Work instructions> Look through the data below and return each line where "required" appears.
○ ○ ○ ○
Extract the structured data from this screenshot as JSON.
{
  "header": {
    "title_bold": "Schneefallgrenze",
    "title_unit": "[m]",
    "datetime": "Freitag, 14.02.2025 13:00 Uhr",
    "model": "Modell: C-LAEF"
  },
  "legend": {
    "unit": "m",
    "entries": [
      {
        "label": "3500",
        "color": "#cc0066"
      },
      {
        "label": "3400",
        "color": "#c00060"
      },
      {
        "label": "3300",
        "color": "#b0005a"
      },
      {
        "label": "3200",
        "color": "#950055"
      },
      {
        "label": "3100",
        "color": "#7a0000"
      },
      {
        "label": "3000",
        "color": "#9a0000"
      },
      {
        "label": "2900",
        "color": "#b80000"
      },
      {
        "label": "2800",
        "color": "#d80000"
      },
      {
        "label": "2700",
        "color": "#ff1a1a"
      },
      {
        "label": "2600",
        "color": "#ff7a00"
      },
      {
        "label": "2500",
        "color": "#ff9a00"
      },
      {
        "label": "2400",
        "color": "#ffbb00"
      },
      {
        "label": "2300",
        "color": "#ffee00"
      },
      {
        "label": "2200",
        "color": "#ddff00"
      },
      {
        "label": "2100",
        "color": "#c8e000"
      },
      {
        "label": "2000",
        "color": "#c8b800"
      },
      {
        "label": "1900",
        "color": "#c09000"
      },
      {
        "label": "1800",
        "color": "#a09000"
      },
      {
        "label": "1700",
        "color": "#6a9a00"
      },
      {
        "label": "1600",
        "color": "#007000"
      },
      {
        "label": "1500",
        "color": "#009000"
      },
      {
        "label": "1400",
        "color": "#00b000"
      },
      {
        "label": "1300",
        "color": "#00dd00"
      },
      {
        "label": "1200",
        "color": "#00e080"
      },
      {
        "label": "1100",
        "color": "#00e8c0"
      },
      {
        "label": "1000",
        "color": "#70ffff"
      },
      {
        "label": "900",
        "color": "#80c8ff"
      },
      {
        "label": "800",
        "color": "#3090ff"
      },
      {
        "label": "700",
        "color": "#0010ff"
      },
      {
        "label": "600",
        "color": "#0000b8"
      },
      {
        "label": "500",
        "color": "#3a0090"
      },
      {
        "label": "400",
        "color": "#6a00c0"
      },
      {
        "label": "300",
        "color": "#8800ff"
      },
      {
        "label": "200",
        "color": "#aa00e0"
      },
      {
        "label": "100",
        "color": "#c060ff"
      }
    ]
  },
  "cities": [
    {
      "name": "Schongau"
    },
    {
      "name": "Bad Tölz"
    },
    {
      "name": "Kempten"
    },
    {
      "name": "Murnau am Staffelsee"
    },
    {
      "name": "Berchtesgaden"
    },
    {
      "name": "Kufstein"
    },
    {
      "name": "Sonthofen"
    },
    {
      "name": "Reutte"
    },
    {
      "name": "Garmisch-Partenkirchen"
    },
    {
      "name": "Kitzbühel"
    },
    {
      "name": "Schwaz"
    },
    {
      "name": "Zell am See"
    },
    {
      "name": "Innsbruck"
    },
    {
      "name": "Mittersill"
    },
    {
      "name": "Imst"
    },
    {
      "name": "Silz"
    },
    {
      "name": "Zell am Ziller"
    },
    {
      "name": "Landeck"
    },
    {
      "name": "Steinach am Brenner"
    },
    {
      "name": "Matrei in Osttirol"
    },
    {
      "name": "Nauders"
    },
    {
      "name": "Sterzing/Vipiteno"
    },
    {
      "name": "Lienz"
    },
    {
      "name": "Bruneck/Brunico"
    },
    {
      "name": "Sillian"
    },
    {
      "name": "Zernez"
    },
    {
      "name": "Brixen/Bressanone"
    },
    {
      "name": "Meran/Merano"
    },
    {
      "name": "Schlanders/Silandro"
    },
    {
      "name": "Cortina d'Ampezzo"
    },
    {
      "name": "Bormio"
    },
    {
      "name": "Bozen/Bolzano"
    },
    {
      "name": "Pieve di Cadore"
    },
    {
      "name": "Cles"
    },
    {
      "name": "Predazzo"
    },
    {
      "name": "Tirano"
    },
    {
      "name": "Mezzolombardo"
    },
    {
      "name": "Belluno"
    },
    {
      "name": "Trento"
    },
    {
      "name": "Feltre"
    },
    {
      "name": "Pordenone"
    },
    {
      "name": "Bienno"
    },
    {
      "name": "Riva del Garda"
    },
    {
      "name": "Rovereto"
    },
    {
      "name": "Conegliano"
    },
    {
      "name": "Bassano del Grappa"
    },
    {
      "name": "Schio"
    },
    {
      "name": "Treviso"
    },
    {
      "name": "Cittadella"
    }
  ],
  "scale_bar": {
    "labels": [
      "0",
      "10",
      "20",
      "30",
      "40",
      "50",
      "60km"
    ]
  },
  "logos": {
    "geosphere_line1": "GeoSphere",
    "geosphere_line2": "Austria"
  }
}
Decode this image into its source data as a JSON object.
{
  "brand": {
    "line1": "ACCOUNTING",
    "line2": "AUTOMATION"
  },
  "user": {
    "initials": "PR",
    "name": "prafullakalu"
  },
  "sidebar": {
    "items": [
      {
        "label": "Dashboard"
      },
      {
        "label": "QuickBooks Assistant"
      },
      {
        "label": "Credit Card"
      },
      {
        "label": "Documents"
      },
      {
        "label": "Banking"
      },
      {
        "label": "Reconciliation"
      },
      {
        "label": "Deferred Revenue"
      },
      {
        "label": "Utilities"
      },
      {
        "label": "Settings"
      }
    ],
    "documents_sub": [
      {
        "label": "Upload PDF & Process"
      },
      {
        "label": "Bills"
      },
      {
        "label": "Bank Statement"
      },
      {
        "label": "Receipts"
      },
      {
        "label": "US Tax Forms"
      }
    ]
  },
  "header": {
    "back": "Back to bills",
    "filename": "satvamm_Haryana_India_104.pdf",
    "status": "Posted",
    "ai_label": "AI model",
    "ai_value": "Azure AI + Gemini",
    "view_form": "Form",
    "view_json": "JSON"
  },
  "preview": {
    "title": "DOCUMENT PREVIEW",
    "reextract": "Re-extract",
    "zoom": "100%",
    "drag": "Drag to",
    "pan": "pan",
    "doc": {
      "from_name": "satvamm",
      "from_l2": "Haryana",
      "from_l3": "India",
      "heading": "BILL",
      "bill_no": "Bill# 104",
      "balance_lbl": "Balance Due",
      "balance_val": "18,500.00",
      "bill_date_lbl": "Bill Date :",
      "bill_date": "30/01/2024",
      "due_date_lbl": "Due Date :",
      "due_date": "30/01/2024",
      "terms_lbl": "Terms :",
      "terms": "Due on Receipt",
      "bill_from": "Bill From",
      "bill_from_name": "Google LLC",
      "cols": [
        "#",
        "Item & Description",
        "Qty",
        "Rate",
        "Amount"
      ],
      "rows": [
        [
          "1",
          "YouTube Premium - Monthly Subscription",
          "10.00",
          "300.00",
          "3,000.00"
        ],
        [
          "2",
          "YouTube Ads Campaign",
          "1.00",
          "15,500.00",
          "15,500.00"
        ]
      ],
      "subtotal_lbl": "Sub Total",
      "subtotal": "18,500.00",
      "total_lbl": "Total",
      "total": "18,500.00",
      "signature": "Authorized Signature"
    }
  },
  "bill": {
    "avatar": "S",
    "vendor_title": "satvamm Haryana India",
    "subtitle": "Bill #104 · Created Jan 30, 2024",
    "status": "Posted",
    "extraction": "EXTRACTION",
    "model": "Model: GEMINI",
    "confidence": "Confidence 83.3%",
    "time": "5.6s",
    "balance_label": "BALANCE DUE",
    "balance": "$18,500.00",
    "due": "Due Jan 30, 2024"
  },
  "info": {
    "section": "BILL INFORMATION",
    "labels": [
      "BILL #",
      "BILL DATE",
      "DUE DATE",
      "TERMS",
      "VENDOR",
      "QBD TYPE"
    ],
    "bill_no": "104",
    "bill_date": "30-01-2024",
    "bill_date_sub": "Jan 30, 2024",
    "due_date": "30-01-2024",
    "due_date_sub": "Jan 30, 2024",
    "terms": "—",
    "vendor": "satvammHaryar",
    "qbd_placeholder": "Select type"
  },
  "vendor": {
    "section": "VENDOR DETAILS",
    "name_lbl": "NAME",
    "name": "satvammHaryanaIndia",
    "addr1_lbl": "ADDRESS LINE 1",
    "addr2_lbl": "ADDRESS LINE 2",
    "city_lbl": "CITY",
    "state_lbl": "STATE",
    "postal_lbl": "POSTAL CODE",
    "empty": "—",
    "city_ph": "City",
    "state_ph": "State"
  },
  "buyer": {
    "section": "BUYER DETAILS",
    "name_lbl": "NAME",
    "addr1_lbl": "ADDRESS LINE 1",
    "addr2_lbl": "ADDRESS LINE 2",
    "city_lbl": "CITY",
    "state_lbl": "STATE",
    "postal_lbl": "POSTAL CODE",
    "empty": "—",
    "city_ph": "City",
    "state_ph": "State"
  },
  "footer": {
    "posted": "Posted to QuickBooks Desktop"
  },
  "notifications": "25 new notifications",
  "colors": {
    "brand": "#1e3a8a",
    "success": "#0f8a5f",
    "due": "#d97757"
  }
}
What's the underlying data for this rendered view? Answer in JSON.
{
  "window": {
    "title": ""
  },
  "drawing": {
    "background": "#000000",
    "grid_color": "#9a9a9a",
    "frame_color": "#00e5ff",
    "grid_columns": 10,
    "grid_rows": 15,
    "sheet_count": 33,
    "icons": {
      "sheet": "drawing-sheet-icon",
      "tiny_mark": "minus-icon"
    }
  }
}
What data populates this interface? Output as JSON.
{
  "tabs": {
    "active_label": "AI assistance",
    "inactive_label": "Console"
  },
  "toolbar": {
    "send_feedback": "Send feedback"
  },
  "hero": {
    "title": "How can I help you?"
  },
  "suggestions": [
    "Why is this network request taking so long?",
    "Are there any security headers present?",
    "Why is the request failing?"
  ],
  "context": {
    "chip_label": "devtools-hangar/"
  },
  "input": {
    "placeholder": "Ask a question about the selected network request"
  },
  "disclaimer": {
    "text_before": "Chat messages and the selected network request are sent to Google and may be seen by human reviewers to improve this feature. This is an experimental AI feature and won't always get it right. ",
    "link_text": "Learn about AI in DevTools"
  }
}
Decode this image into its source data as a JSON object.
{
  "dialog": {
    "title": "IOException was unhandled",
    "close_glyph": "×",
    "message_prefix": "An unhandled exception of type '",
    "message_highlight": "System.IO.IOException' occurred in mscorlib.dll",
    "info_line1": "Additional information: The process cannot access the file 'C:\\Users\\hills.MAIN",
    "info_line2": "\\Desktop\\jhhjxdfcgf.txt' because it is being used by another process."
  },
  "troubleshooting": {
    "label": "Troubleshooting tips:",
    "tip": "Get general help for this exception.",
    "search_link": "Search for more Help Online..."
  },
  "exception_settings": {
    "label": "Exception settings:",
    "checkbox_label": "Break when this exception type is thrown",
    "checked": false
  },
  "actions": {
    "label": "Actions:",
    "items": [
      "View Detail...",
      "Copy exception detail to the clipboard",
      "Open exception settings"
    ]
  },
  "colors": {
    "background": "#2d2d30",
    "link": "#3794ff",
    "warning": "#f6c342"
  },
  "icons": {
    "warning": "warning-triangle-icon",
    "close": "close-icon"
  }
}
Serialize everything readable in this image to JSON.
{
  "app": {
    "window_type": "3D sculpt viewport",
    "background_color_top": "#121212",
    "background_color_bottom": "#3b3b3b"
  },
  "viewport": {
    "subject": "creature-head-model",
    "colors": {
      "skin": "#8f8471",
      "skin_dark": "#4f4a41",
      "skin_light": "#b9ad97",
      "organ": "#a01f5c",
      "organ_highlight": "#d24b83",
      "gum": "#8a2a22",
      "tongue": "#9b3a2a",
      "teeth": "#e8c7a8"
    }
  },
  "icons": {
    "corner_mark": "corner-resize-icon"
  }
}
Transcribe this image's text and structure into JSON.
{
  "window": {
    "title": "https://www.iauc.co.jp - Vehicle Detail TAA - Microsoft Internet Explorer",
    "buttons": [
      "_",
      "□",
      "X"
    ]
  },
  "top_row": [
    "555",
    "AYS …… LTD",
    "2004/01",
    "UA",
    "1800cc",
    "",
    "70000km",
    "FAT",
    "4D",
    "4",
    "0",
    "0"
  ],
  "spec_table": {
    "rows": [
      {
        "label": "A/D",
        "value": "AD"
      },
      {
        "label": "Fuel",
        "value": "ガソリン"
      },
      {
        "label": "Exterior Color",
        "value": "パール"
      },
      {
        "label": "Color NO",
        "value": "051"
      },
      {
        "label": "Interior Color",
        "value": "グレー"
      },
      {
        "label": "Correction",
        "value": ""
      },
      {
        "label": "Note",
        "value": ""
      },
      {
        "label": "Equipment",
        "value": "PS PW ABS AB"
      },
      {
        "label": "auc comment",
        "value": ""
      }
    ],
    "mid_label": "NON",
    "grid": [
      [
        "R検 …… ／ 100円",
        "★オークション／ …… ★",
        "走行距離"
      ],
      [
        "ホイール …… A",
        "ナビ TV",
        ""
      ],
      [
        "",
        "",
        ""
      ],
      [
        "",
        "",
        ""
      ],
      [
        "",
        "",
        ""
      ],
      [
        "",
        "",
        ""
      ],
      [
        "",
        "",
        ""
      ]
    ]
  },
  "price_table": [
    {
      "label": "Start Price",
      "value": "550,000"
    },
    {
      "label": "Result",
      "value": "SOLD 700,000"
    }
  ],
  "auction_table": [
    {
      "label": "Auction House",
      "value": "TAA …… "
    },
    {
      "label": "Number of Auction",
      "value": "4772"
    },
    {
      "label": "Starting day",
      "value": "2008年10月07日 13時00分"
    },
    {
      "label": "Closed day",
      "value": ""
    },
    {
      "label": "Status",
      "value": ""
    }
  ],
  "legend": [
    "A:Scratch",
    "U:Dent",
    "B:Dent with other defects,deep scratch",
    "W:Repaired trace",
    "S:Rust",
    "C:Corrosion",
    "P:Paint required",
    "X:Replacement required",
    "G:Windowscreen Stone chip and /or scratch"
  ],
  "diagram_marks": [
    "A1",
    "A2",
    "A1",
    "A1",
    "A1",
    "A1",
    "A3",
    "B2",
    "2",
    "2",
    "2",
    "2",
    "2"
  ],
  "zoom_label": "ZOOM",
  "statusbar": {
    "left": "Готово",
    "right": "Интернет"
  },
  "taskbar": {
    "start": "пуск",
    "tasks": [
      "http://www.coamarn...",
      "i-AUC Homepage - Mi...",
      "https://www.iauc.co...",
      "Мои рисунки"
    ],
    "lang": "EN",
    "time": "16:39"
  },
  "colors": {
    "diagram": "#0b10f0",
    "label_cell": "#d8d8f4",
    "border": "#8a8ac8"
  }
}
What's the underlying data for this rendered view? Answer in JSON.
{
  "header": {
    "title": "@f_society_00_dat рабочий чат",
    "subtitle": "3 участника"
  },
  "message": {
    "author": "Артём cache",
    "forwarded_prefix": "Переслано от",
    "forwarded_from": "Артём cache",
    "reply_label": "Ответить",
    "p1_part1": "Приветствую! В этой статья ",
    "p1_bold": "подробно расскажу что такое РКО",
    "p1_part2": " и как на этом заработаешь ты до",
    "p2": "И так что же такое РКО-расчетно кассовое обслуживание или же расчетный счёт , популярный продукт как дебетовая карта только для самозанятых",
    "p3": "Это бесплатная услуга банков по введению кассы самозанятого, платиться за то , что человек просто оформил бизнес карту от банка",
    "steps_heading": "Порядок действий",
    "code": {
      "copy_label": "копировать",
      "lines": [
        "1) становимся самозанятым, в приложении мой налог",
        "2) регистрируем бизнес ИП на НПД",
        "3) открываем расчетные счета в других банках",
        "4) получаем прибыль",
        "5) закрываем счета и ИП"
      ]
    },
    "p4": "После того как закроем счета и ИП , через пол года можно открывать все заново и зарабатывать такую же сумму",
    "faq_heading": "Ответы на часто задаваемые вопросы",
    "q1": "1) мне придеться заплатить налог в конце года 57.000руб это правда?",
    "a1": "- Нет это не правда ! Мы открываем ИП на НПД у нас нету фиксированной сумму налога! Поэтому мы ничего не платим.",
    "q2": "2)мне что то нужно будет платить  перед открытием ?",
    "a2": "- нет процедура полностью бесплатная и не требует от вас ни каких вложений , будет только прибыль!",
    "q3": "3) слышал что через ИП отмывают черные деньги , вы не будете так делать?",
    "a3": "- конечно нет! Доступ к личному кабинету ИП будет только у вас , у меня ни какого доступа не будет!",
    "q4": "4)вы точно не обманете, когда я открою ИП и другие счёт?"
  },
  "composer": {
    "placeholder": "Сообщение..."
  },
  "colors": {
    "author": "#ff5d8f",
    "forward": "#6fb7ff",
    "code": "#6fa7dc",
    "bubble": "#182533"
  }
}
○ ○ ○ ○
Solution for this exercise>
    "P:Paint required",
    "X:Replacement required",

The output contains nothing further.